Say how many lines of the listing below contain "Runge", giving the number and nothing else.

### RECORDS SUPPLIED

◇ ◇ ◇ ◇ ◇ ◇ ◇

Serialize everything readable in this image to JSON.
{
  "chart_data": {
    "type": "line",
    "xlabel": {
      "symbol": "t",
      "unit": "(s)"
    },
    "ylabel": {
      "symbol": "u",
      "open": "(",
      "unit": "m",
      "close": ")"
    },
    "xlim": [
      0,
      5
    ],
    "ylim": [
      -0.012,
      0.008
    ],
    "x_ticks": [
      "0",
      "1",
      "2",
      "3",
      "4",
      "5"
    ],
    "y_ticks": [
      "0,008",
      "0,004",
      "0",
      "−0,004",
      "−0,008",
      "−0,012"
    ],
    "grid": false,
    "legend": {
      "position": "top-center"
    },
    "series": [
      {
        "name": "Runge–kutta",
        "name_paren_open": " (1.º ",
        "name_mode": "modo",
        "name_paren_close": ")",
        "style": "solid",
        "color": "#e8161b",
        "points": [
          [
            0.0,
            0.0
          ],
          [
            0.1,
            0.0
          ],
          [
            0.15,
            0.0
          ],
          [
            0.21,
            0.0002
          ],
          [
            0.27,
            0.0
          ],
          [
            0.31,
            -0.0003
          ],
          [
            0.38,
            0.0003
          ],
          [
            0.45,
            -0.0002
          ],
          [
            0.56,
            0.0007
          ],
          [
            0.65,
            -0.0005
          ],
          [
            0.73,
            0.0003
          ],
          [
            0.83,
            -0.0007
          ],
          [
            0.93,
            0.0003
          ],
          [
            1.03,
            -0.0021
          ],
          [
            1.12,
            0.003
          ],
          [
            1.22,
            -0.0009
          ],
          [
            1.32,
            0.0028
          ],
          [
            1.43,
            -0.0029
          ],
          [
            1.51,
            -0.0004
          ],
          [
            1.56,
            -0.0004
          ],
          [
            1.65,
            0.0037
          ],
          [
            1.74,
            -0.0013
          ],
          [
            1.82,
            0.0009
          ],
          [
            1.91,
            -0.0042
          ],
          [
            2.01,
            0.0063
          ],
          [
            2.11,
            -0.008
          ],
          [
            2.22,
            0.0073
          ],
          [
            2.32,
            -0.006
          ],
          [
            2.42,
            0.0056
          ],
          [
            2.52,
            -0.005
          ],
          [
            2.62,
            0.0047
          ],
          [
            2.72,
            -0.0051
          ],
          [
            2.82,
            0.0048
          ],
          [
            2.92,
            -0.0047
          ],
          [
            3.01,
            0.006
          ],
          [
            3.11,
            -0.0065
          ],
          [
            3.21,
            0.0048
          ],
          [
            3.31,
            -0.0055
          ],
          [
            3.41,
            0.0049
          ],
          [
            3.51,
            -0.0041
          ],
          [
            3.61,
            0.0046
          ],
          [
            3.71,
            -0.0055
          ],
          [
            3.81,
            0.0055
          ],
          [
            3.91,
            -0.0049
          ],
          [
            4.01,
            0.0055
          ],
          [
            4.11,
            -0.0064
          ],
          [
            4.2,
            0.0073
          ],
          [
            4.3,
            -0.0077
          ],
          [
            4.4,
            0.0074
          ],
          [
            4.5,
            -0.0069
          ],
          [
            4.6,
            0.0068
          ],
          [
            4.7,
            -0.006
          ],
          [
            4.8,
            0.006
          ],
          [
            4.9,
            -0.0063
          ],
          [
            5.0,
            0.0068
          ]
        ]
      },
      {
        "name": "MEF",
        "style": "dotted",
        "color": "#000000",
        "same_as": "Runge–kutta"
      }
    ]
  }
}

◇ ◇ ◇ ◇ ◇ ◇ ◇

### THE ANSWER
2